● **Work to do**
Give the entries again, word for word.

__________

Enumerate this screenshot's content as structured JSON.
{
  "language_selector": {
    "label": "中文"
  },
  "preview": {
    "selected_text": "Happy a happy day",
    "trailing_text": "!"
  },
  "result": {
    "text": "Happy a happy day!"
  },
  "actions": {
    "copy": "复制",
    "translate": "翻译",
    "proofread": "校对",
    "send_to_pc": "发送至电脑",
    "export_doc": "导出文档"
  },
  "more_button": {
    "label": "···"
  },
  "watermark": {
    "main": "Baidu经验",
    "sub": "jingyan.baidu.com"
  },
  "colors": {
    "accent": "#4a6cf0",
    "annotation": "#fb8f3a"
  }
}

__________

● **Reply to the exercise**
Enumerate this screenshot's content as structured JSON.
{
  "language_selector": {
    "label": "中文"
  },
  "preview": {
    "selected_text": "Happy a happy day",
    "trailing_text": "!"
  },
  "result": {
    "text": "Happy a happy day!"
  },
  "actions": {
    "copy": "复制",
    "translate": "翻译",
    "proofread": "校对",
    "send_to_pc": "发送至电脑",
    "export_doc": "导出文档"
  },
  "more_button": {
    "label": "···"
  },
  "watermark": {
    "main": "Baidu经验",
    "sub": "jingyan.baidu.com"
  },
  "colors": {
    "accent": "#4a6cf0",
    "annotation": "#fb8f3a"
  }
}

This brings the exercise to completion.